Copy every line with the string "this" in it.

======== Excerpted data ========

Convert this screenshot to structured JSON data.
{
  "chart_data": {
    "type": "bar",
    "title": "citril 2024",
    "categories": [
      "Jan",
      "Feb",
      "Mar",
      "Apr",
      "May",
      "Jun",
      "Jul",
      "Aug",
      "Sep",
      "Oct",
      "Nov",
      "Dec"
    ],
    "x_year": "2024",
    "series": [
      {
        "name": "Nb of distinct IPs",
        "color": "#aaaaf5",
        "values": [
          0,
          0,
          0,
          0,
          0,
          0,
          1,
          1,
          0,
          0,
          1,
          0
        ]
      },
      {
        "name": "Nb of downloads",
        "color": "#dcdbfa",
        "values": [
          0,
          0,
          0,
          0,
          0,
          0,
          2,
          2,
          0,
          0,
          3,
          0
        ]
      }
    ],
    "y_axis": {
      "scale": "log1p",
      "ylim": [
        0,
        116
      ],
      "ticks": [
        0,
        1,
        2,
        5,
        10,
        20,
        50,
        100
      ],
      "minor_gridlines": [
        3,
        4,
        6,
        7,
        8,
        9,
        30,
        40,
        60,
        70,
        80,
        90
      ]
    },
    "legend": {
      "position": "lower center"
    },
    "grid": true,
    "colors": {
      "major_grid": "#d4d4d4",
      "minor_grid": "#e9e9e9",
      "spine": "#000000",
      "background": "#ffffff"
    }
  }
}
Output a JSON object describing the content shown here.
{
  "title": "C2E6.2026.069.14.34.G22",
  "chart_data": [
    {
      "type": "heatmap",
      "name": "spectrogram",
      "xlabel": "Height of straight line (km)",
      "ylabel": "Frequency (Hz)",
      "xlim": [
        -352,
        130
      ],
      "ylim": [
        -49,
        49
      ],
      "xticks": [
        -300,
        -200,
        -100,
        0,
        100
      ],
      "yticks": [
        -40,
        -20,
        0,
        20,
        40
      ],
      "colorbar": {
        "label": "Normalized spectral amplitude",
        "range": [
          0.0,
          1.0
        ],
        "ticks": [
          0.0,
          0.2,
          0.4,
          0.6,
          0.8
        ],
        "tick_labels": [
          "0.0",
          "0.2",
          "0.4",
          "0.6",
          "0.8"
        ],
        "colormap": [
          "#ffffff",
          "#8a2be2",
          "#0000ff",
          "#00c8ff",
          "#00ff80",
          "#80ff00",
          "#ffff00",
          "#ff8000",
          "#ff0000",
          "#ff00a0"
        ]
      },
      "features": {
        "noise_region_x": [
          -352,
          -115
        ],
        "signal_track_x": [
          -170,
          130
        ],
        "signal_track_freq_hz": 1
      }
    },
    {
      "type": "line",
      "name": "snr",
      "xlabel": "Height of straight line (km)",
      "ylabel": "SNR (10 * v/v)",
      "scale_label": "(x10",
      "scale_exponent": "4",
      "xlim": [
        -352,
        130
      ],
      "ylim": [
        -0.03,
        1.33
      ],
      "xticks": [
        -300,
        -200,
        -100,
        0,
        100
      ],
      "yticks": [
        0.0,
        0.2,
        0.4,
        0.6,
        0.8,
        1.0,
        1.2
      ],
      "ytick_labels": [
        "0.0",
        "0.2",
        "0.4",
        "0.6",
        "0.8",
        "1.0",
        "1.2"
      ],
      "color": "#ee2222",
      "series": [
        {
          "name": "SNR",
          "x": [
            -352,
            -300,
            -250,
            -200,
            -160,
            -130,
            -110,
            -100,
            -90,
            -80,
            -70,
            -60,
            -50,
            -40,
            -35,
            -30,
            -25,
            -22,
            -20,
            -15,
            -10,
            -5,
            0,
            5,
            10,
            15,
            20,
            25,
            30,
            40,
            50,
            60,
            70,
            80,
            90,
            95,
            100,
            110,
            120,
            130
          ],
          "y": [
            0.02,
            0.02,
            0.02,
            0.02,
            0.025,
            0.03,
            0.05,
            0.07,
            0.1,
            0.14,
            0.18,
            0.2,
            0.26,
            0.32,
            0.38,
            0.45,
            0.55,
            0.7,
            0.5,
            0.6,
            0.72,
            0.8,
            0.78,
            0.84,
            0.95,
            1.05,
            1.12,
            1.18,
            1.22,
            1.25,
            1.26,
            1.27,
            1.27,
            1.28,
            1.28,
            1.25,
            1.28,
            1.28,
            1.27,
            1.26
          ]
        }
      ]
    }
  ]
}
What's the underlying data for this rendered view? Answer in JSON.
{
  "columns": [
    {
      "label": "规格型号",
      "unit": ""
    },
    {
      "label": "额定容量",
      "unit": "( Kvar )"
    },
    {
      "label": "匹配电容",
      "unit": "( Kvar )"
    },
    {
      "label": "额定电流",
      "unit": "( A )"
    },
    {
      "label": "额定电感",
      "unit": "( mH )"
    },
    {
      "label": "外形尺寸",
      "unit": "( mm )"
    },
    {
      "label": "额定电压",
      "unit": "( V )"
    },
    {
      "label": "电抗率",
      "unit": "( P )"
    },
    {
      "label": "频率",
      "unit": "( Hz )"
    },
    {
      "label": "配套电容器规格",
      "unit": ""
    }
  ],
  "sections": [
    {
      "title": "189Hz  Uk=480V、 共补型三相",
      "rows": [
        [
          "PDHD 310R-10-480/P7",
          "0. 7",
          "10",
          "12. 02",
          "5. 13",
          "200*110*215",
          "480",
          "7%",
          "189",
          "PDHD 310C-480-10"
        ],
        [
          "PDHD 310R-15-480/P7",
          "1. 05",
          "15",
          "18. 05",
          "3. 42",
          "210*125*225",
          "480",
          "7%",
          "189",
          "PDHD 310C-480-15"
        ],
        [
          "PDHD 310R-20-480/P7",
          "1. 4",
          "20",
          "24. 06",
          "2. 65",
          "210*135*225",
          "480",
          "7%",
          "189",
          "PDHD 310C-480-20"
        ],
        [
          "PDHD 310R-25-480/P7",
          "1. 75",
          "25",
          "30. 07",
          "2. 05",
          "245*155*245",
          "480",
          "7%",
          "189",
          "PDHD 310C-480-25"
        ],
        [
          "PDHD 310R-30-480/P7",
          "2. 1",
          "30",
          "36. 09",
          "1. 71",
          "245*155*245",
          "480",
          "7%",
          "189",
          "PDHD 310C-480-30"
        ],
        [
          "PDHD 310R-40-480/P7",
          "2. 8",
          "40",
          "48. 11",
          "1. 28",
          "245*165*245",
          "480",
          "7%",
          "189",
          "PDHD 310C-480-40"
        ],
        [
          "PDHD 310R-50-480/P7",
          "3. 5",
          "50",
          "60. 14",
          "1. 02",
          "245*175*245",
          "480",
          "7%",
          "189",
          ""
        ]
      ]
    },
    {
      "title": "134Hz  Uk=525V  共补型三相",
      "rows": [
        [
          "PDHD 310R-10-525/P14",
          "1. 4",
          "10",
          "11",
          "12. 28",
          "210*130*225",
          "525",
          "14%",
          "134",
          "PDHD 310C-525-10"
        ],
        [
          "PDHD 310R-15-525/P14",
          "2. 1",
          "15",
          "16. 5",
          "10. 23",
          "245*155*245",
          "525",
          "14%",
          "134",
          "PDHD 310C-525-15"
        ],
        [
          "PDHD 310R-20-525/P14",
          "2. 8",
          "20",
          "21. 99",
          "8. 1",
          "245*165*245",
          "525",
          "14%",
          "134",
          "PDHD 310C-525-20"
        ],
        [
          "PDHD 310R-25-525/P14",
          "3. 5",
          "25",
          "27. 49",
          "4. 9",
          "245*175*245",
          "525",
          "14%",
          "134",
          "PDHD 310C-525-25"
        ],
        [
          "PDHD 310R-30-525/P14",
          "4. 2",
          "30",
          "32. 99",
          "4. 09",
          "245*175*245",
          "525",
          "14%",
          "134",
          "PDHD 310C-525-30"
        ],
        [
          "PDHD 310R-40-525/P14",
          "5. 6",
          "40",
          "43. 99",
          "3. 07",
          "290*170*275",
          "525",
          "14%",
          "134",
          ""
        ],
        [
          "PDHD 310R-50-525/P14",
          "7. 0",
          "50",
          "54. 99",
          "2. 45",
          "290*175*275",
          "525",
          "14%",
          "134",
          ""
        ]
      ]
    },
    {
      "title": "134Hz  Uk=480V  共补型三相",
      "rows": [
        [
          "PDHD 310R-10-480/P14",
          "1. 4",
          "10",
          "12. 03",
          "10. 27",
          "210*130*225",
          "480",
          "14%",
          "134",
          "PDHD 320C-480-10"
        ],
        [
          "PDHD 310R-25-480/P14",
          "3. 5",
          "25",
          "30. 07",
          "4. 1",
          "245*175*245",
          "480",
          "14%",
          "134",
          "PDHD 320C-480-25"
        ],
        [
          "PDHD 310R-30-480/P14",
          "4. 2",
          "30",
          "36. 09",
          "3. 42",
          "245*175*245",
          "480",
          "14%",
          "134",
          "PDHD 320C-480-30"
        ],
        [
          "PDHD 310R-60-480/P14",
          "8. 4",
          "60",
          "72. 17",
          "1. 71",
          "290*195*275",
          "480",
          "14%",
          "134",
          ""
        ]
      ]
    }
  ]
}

========

- The result:
Convert this screenshot to structured JSON data.
What's the underlying data for this rendered view? Answer in JSON.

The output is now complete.